> _Exercise instructions_:
Leaving out every picture, quote the data below exactly as it appears.

==========

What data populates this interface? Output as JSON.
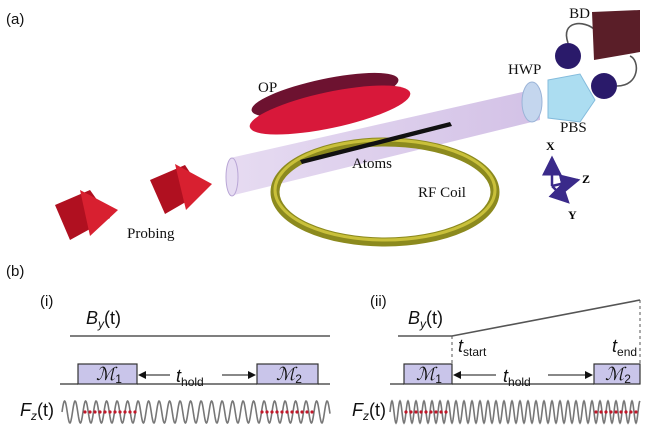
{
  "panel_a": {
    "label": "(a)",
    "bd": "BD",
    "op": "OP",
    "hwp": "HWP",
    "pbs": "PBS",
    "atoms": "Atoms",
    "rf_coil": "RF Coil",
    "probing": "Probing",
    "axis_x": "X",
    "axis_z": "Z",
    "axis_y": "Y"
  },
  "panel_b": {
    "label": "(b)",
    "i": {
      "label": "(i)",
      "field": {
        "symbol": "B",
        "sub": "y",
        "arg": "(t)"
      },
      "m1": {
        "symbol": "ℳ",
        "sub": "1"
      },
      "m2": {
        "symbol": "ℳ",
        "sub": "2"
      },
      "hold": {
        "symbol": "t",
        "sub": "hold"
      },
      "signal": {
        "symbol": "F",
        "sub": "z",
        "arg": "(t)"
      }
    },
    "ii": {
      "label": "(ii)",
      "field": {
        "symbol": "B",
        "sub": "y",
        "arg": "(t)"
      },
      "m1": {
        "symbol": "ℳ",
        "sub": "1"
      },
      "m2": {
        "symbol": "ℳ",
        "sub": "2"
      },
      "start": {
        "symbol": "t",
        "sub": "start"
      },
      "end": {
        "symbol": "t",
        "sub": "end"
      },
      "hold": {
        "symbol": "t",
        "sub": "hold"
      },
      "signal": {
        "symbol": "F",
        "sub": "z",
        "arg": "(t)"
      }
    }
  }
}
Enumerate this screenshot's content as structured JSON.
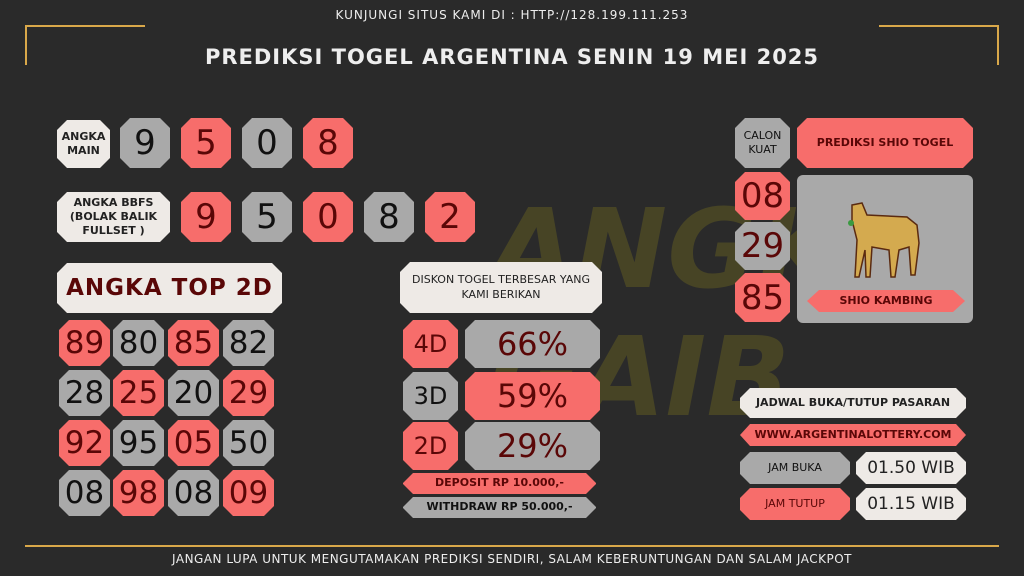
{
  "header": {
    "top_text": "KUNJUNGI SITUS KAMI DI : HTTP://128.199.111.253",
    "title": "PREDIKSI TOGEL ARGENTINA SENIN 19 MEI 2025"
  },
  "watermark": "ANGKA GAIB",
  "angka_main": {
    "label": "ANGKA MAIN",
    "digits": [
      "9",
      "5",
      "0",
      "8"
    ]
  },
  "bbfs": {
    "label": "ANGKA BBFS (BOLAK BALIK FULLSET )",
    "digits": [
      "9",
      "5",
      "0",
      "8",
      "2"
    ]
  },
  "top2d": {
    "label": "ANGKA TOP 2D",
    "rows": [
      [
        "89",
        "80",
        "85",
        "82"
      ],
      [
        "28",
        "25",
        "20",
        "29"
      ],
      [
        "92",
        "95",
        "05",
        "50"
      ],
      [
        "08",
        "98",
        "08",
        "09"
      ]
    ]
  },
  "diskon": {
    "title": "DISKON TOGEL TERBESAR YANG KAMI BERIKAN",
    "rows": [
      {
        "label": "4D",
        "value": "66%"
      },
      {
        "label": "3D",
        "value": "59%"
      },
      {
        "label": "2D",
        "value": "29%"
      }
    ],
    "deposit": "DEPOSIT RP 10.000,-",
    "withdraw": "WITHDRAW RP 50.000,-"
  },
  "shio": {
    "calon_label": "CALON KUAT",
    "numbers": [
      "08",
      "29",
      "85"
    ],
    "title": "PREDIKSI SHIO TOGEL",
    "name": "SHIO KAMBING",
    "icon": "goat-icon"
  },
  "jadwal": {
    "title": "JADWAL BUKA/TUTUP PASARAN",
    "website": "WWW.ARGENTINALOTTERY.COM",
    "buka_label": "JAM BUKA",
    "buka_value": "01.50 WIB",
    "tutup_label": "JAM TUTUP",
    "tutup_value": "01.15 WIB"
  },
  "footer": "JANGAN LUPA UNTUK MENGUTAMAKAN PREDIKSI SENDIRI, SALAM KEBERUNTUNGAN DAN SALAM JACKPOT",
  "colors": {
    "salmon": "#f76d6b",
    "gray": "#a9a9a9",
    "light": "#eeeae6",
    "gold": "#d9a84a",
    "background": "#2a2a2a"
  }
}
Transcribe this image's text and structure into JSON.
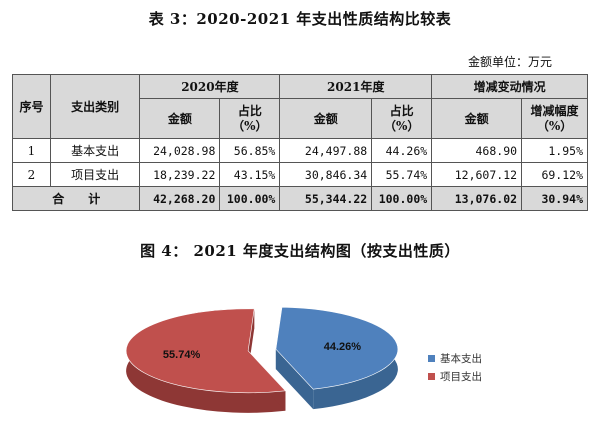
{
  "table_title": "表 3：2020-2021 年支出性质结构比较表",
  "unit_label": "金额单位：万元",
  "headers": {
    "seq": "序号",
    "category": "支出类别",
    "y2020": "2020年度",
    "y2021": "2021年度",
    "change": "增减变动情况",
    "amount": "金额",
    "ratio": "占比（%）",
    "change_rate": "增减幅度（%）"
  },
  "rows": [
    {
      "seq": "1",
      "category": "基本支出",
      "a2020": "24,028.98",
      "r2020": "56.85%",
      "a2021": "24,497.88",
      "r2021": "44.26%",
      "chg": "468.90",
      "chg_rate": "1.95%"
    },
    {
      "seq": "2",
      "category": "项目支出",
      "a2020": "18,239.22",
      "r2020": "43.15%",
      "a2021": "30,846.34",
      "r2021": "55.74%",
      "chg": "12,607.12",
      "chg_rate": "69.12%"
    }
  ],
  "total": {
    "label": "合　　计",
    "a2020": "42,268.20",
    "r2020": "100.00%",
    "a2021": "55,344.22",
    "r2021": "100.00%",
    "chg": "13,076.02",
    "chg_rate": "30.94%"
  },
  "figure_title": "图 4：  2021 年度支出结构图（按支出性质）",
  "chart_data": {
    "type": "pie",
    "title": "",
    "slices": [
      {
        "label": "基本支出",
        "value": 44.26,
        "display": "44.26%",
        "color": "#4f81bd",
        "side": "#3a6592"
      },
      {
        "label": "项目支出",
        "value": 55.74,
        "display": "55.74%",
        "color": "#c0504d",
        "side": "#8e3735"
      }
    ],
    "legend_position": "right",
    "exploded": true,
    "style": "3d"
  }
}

==========

> _Exercise result_:
What data populates this interface? Output as JSON.
{
  "panel_a": {
    "label": "(a)",
    "bd": "BD",
    "op": "OP",
    "hwp": "HWP",
    "pbs": "PBS",
    "atoms": "Atoms",
    "rf_coil": "RF Coil",
    "probing": "Probing",
    "axis_x": "X",
    "axis_z": "Z",
    "axis_y": "Y"
  },
  "panel_b": {
    "label": "(b)",
    "i": {
      "label": "(i)",
      "field": {
        "symbol": "B",
        "sub": "y",
        "arg": "(t)"
      },
      "m1": {
        "symbol": "ℳ",
        "sub": "1"
      },
      "m2": {
        "symbol": "ℳ",
        "sub": "2"
      },
      "hold": {
        "symbol": "t",
        "sub": "hold"
      },
      "signal": {
        "symbol": "F",
        "sub": "z",
        "arg": "(t)"
      }
    },
    "ii": {
      "label": "(ii)",
      "field": {
        "symbol": "B",
        "sub": "y",
        "arg": "(t)"
      },
      "m1": {
        "symbol": "ℳ",
        "sub": "1"
      },
      "m2": {
        "symbol": "ℳ",
        "sub": "2"
      },
      "start": {
        "symbol": "t",
        "sub": "start"
      },
      "end": {
        "symbol": "t",
        "sub": "end"
      },
      "hold": {
        "symbol": "t",
        "sub": "hold"
      },
      "signal": {
        "symbol": "F",
        "sub": "z",
        "arg": "(t)"
      }
    }
  }
}
Enumerate this screenshot's content as structured JSON.
{
  "header": {
    "top_text": "KUNJUNGI SITUS KAMI DI : HTTP://128.199.111.253",
    "title": "PREDIKSI TOGEL ARGENTINA SENIN 19 MEI 2025"
  },
  "watermark": "ANGKA GAIB",
  "angka_main": {
    "label": "ANGKA MAIN",
    "digits": [
      "9",
      "5",
      "0",
      "8"
    ]
  },
  "bbfs": {
    "label": "ANGKA BBFS (BOLAK BALIK FULLSET )",
    "digits": [
      "9",
      "5",
      "0",
      "8",
      "2"
    ]
  },
  "top2d": {
    "label": "ANGKA TOP 2D",
    "rows": [
      [
        "89",
        "80",
        "85",
        "82"
      ],
      [
        "28",
        "25",
        "20",
        "29"
      ],
      [
        "92",
        "95",
        "05",
        "50"
      ],
      [
        "08",
        "98",
        "08",
        "09"
      ]
    ]
  },
  "diskon": {
    "title": "DISKON TOGEL TERBESAR YANG KAMI BERIKAN",
    "rows": [
      {
        "label": "4D",
        "value": "66%"
      },
      {
        "label": "3D",
        "value": "59%"
      },
      {
        "label": "2D",
        "value": "29%"
      }
    ],
    "deposit": "DEPOSIT RP 10.000,-",
    "withdraw": "WITHDRAW RP 50.000,-"
  },
  "shio": {
    "calon_label": "CALON KUAT",
    "numbers": [
      "08",
      "29",
      "85"
    ],
    "title": "PREDIKSI SHIO TOGEL",
    "name": "SHIO KAMBING",
    "icon": "goat-icon"
  },
  "jadwal": {
    "title": "JADWAL BUKA/TUTUP PASARAN",
    "website": "WWW.ARGENTINALOTTERY.COM",
    "buka_label": "JAM BUKA",
    "buka_value": "01.50 WIB",
    "tutup_label": "JAM TUTUP",
    "tutup_value": "01.15 WIB"
  },
  "footer": "JANGAN LUPA UNTUK MENGUTAMAKAN PREDIKSI SENDIRI, SALAM KEBERUNTUNGAN DAN SALAM JACKPOT",
  "colors": {
    "salmon": "#f76d6b",
    "gray": "#a9a9a9",
    "light": "#eeeae6",
    "gold": "#d9a84a",
    "background": "#2a2a2a"
  }
}
Transcribe this image's text and structure into JSON.
{
  "table_title": "表 3：2020-2021 年支出性质结构比较表",
  "unit_label": "金额单位：万元",
  "headers": {
    "seq": "序号",
    "category": "支出类别",
    "y2020": "2020年度",
    "y2021": "2021年度",
    "change": "增减变动情况",
    "amount": "金额",
    "ratio": "占比（%）",
    "change_rate": "增减幅度（%）"
  },
  "rows": [
    {
      "seq": "1",
      "category": "基本支出",
      "a2020": "24,028.98",
      "r2020": "56.85%",
      "a2021": "24,497.88",
      "r2021": "44.26%",
      "chg": "468.90",
      "chg_rate": "1.95%"
    },
    {
      "seq": "2",
      "category": "项目支出",
      "a2020": "18,239.22",
      "r2020": "43.15%",
      "a2021": "30,846.34",
      "r2021": "55.74%",
      "chg": "12,607.12",
      "chg_rate": "69.12%"
    }
  ],
  "total": {
    "label": "合　　计",
    "a2020": "42,268.20",
    "r2020": "100.00%",
    "a2021": "55,344.22",
    "r2021": "100.00%",
    "chg": "13,076.02",
    "chg_rate": "30.94%"
  },
  "figure_title": "图 4：  2021 年度支出结构图（按支出性质）",
  "chart_data": {
    "type": "pie",
    "title": "",
    "slices": [
      {
        "label": "基本支出",
        "value": 44.26,
        "display": "44.26%",
        "color": "#4f81bd",
        "side": "#3a6592"
      },
      {
        "label": "项目支出",
        "value": 55.74,
        "display": "55.74%",
        "color": "#c0504d",
        "side": "#8e3735"
      }
    ],
    "legend_position": "right",
    "exploded": true,
    "style": "3d"
  }
}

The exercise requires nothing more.